■ **SUPPLIED INFORMATION**:
=-=-=

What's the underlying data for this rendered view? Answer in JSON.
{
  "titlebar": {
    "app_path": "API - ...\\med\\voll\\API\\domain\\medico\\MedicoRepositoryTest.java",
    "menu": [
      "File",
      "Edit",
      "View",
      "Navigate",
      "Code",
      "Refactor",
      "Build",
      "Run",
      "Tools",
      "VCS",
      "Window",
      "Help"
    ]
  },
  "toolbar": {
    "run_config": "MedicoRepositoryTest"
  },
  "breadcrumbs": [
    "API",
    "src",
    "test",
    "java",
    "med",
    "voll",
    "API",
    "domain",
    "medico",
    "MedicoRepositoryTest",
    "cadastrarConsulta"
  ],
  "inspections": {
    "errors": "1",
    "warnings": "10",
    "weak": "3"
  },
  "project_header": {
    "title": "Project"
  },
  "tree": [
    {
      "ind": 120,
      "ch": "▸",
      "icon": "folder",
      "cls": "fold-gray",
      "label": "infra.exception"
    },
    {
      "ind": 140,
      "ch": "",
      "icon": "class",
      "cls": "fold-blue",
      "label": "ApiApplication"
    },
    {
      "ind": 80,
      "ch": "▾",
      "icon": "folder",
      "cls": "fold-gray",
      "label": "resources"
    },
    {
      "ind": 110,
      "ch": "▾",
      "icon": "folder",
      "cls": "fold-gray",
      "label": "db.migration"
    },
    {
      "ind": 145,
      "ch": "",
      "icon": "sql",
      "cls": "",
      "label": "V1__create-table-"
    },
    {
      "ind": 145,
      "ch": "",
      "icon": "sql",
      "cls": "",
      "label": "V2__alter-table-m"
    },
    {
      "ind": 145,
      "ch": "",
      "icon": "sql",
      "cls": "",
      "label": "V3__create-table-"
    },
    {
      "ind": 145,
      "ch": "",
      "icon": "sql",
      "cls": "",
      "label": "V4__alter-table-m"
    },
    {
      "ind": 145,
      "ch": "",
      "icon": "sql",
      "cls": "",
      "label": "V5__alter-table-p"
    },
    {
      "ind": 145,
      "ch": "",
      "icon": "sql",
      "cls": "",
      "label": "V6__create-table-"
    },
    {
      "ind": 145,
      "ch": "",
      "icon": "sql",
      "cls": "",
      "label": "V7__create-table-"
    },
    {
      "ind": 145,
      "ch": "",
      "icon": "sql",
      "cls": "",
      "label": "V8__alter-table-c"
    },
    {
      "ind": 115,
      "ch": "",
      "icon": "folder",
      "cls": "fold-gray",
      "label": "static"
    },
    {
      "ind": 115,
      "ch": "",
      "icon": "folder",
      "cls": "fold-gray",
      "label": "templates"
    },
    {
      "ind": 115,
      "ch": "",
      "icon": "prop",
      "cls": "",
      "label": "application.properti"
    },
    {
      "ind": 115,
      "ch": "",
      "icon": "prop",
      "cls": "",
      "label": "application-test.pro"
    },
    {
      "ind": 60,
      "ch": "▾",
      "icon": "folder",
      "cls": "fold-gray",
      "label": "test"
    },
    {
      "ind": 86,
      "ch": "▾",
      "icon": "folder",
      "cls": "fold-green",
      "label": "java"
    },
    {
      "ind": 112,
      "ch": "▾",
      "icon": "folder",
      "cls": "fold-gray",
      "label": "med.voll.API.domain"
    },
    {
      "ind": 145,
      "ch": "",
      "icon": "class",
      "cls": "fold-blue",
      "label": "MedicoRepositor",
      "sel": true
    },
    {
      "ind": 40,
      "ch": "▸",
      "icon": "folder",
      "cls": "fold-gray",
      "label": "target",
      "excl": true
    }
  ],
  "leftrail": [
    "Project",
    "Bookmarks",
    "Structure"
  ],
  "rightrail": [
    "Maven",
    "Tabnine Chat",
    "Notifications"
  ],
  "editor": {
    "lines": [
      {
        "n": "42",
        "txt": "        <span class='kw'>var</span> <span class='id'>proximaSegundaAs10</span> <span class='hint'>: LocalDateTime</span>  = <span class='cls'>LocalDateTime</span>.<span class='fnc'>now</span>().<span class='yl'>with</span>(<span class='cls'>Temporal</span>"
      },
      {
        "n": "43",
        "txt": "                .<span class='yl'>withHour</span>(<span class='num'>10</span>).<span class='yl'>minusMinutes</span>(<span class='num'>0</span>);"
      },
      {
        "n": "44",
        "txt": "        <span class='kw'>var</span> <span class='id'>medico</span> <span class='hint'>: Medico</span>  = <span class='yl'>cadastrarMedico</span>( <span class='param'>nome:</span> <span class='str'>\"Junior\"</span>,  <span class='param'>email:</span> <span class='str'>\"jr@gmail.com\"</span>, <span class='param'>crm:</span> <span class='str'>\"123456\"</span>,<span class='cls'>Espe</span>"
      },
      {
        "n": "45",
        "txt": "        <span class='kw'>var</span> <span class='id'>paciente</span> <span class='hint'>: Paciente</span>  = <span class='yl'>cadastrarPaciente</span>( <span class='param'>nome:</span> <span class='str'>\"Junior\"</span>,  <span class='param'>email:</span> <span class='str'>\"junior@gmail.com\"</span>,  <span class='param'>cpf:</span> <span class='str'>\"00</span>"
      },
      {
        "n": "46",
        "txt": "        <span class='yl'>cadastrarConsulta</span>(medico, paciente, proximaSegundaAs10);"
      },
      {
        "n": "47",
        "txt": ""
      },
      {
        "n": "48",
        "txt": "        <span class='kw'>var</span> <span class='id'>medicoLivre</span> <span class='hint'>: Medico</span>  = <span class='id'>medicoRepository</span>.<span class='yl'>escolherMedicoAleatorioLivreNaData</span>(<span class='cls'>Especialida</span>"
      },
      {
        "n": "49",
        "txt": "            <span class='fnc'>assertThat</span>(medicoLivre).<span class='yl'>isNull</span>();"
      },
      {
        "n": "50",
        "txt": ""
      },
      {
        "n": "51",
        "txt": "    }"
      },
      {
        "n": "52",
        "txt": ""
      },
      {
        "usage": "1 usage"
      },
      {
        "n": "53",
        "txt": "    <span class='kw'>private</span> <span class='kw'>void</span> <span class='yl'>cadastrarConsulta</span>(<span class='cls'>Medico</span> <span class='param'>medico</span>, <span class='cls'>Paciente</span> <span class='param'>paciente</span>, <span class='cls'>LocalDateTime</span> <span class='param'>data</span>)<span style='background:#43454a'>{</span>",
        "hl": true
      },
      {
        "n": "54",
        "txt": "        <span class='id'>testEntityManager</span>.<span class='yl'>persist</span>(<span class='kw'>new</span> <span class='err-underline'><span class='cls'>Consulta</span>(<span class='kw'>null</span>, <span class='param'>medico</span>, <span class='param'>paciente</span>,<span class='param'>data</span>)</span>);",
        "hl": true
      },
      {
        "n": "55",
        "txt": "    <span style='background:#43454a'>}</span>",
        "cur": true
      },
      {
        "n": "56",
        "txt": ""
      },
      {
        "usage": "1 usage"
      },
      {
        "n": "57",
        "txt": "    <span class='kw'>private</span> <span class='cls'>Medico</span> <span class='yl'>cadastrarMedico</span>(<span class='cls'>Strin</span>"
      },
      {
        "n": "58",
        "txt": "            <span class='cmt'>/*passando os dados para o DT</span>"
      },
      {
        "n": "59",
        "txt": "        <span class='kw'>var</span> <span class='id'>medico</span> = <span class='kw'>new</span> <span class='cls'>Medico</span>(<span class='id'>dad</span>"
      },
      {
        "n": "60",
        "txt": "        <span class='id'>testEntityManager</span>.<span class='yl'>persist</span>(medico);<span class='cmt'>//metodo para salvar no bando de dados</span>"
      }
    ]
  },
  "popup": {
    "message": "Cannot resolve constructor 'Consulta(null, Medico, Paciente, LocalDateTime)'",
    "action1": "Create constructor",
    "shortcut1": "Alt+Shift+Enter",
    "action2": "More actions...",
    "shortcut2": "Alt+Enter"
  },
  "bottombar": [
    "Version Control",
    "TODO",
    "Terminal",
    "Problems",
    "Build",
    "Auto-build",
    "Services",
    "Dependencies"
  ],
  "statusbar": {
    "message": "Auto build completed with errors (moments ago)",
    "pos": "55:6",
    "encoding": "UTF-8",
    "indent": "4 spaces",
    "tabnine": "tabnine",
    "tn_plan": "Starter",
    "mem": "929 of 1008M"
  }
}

=-=-=

■ **PROBLEM TO SOLVE**:
Isolate the lines that hold the word "persist" and copy all of them.

■ **THE SOLUTION**:
        "txt": "        <span class='id'>testEntityManager</span>.<span class='yl'>persist</span>(<span class='kw'>new</span> <span class='err-underline'><span class='cls'>Consulta</span>(<span class='kw'>null</span>, <span class='param'>medico</span>, <span class='param'>paciente</span>,<span class='param'>data</span>)</span>);",
        "txt": "        <span class='id'>testEntityManager</span>.<span class='yl'>persist</span>(medico);<span class='cmt'>//metodo para salvar no bando de dados</span>"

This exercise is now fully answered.